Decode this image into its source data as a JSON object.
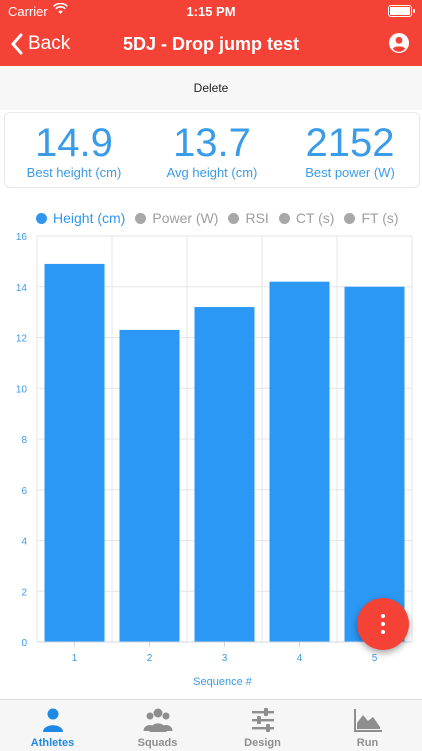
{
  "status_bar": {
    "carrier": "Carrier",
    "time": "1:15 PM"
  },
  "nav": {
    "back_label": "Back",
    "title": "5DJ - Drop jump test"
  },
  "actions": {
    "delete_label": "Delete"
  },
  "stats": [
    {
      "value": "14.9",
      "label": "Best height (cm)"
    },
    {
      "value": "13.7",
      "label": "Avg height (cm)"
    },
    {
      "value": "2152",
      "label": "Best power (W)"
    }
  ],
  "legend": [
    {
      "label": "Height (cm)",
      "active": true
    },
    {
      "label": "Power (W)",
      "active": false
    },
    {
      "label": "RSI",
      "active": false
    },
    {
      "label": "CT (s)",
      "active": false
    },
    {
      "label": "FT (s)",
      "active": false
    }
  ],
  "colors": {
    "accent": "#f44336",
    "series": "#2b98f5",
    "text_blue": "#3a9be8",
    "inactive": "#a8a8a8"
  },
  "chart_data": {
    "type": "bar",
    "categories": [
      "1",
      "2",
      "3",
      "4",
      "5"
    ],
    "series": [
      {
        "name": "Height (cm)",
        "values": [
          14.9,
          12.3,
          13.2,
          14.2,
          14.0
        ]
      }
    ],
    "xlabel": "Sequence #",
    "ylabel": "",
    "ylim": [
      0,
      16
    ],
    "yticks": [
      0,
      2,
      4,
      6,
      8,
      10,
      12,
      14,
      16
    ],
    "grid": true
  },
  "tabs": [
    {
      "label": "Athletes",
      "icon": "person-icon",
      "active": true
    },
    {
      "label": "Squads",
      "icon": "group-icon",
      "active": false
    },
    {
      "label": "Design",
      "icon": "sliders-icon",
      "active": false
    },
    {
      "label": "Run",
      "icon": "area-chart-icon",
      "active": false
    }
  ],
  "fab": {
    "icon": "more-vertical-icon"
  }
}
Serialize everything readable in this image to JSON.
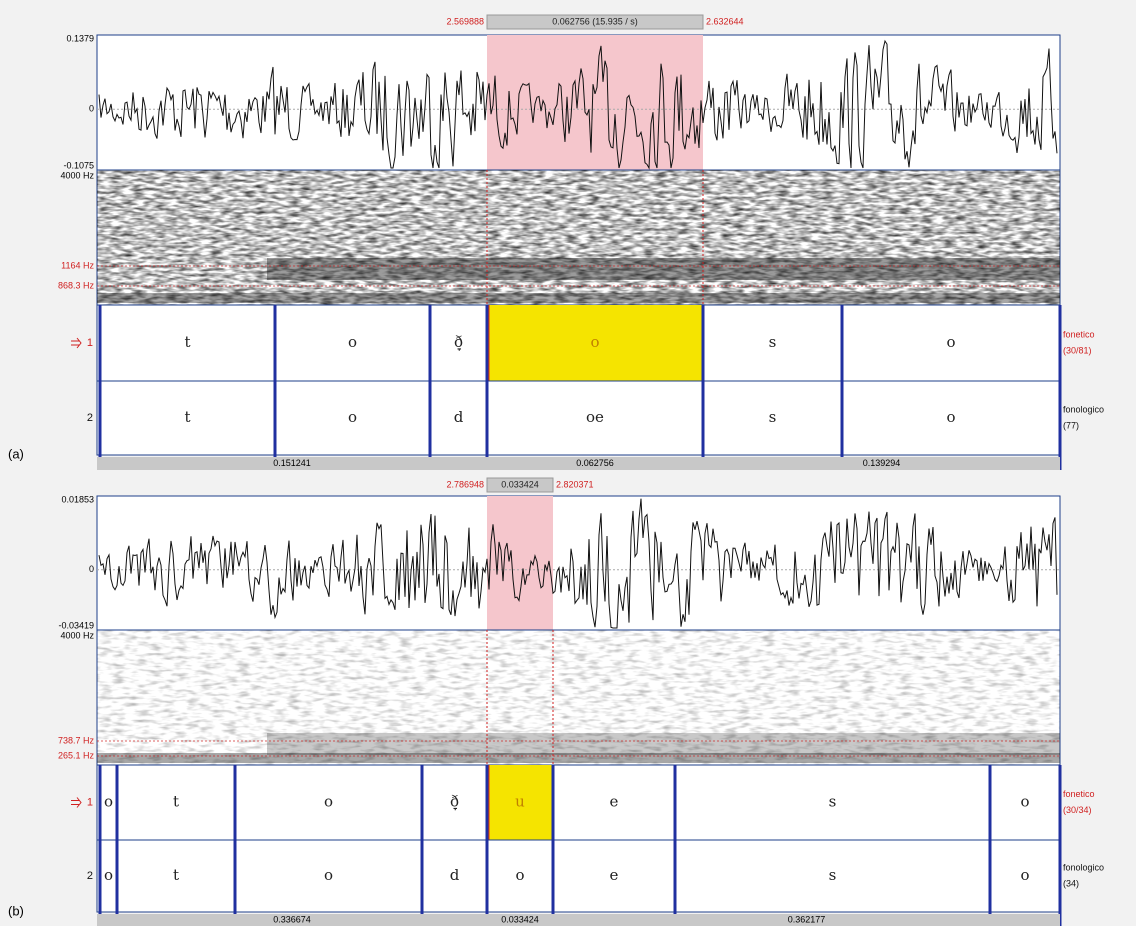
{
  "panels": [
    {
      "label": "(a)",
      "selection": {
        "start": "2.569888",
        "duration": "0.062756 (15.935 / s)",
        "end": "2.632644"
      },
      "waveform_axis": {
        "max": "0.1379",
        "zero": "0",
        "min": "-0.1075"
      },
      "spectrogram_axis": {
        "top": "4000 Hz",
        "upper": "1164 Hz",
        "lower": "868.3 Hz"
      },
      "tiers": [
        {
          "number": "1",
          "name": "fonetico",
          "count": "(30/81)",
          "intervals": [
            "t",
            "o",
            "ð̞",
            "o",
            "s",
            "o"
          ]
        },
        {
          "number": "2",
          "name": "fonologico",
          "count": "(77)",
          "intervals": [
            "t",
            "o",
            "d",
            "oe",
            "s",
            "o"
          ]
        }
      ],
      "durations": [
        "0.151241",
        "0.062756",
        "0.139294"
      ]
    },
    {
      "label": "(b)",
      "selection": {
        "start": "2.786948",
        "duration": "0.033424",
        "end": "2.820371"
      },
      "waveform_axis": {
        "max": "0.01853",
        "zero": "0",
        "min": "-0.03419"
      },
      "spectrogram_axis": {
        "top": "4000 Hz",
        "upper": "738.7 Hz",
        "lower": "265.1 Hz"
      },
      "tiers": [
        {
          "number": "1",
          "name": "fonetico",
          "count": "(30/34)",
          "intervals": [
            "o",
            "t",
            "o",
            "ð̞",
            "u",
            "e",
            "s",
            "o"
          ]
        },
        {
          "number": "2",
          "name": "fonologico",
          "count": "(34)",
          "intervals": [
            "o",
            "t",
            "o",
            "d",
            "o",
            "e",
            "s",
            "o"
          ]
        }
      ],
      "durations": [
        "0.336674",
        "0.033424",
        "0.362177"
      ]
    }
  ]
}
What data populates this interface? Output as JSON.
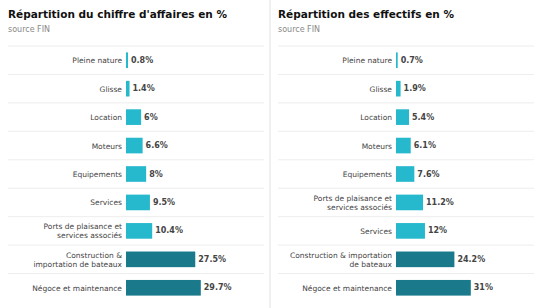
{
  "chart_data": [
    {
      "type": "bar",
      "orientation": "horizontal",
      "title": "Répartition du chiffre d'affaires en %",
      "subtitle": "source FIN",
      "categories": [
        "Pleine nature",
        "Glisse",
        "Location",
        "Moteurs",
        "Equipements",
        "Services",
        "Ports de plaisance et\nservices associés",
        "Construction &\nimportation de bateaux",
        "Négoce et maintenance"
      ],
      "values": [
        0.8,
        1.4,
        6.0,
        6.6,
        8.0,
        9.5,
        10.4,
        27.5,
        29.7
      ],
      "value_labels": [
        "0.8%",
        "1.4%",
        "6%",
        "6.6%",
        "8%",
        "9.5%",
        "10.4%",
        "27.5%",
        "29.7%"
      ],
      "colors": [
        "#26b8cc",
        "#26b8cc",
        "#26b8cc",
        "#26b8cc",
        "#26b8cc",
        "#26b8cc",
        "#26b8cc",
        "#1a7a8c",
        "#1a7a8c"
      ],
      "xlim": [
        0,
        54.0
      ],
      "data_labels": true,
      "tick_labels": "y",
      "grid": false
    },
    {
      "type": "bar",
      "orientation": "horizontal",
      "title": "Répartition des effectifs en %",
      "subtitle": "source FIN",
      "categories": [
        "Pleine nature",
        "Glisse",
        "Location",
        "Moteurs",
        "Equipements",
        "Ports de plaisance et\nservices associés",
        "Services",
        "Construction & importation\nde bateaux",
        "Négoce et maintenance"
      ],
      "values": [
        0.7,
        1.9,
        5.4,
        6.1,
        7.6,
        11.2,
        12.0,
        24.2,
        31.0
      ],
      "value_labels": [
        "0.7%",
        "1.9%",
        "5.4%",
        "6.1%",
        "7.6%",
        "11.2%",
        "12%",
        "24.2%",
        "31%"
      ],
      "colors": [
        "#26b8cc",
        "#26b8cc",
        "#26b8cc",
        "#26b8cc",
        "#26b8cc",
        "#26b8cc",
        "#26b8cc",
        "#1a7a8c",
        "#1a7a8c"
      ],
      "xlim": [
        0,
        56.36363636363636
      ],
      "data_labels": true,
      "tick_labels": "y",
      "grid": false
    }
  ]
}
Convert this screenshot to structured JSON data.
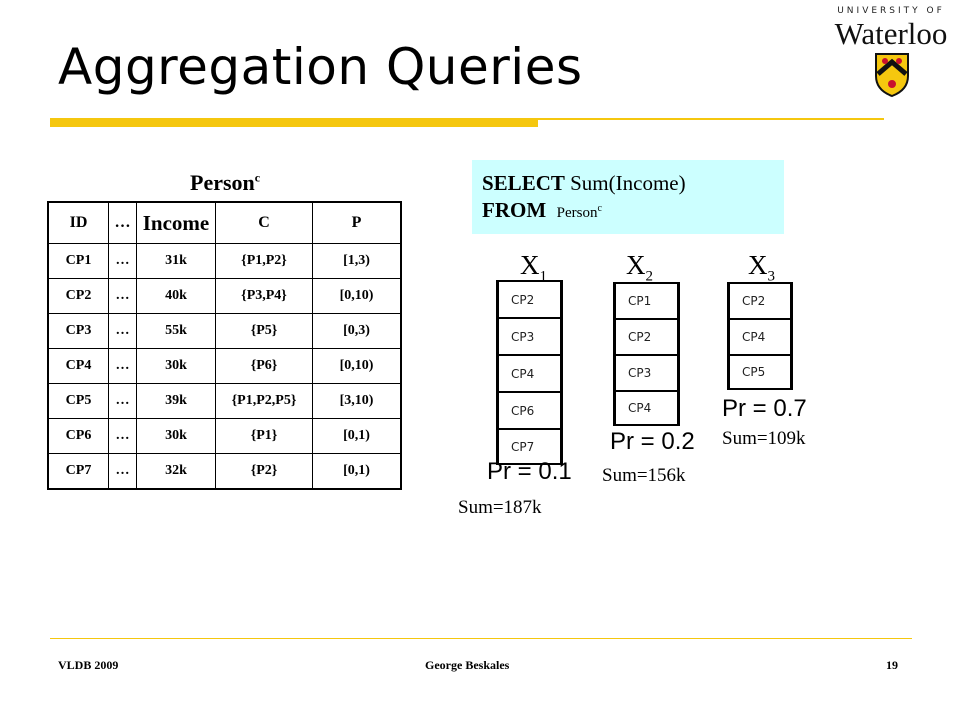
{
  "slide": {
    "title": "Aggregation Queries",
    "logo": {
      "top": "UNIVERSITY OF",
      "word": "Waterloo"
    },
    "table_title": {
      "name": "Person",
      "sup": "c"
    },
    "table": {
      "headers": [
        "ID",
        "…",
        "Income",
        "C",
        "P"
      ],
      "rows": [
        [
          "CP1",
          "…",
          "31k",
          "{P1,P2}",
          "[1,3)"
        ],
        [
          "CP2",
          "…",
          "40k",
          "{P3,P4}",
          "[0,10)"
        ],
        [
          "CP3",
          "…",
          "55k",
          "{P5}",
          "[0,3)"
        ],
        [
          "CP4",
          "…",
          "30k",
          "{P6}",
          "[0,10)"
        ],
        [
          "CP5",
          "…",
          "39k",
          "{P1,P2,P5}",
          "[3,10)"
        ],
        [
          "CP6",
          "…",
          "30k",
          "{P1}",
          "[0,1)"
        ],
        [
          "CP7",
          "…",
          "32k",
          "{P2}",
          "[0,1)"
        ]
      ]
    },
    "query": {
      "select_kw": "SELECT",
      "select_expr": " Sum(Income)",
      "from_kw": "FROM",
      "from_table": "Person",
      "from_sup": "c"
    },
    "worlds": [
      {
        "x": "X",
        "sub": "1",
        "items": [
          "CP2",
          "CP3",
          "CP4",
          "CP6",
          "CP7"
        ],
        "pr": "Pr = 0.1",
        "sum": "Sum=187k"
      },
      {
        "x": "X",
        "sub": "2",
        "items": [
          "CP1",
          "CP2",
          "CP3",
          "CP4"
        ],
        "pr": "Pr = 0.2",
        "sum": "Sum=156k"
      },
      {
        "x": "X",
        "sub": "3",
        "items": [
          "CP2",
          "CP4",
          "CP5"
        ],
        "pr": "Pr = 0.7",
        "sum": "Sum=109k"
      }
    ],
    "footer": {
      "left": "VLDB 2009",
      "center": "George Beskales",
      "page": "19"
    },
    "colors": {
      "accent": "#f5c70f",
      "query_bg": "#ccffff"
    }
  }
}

----------

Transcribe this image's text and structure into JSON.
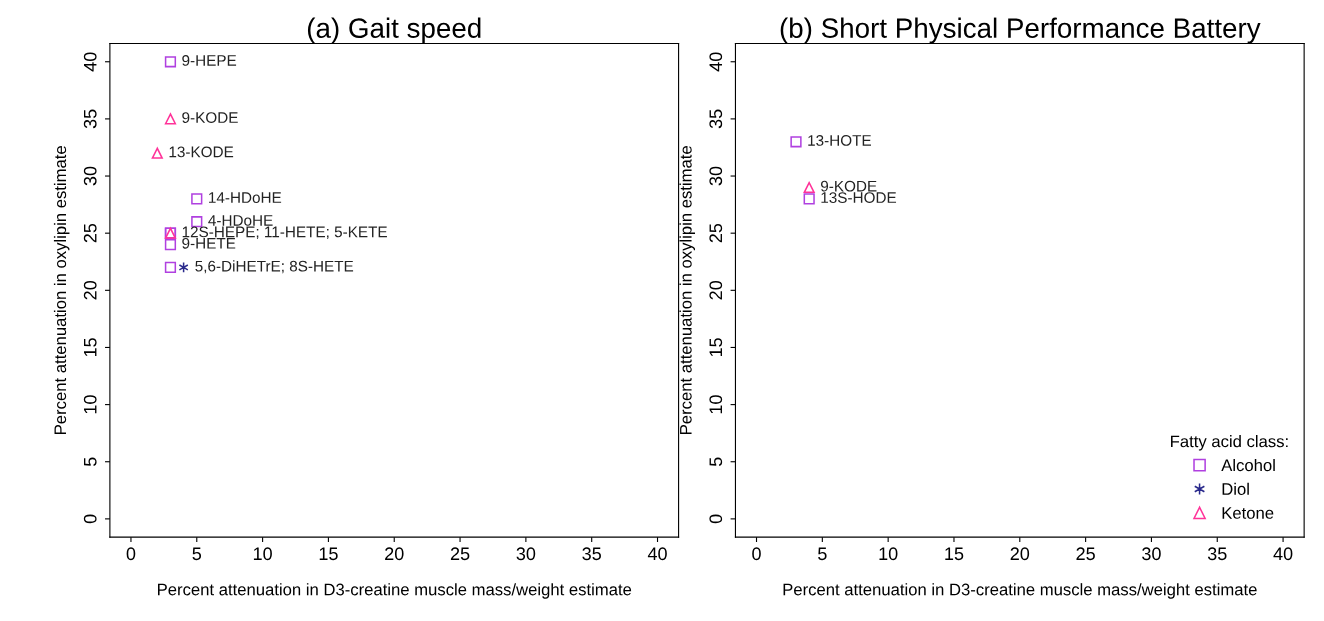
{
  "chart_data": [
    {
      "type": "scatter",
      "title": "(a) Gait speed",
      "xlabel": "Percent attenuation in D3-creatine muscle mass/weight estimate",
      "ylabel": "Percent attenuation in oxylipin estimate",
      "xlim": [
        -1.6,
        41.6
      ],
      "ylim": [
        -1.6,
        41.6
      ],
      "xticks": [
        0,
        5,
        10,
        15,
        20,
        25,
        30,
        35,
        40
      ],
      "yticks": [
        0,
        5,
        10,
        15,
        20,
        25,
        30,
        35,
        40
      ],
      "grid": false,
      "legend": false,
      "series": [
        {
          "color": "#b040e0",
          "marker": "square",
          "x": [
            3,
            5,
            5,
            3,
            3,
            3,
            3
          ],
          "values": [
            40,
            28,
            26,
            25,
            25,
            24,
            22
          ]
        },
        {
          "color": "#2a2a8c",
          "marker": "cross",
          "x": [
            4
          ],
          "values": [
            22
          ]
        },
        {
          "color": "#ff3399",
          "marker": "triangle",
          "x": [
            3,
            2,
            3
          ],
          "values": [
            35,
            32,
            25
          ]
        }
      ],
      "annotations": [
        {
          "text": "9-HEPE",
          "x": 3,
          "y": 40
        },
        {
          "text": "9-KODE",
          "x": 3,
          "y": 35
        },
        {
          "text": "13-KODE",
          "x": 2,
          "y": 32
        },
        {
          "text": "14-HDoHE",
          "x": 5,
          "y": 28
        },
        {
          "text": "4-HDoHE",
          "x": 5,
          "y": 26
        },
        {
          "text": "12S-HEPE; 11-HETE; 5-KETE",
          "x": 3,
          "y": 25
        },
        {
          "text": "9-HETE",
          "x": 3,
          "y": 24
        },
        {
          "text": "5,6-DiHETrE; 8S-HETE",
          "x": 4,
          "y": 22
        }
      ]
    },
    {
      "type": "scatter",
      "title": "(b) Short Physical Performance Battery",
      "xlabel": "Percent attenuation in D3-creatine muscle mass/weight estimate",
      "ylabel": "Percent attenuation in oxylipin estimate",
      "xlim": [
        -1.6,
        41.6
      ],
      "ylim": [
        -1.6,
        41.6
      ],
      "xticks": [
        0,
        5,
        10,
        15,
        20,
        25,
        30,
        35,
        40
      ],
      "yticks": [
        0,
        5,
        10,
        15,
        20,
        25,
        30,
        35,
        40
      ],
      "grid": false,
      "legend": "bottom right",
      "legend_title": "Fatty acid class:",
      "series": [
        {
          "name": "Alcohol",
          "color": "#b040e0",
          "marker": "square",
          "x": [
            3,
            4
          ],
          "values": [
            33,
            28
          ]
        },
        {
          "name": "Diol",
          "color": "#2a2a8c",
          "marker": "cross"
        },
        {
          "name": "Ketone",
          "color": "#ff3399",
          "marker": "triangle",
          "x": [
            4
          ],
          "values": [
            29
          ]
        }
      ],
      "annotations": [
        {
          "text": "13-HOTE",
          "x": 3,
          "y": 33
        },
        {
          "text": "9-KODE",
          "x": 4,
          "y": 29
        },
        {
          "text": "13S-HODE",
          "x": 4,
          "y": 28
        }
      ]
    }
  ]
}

----------

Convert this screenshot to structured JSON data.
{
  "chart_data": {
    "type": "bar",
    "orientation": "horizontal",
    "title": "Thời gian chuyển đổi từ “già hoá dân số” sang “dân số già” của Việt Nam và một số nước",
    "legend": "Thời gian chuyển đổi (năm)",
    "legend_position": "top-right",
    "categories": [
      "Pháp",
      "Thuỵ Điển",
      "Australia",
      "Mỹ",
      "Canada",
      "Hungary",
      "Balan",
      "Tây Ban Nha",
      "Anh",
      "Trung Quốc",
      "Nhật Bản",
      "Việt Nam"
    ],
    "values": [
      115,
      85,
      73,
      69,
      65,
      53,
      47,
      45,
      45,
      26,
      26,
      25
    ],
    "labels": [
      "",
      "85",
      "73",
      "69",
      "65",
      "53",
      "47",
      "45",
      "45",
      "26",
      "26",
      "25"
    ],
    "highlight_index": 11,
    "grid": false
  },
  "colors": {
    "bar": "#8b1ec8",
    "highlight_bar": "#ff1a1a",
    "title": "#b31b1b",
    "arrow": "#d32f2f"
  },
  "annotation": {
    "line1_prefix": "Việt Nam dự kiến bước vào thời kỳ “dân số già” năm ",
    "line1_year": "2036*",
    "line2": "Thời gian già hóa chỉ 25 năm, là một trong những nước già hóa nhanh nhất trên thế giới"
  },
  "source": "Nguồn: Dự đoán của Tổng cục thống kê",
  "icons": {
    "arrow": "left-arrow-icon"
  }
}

----------

_Instructions to follow_
From the listing above, find the number of lines with the word "HEPE" in them. Answer with the number only.

_Complete answer_
2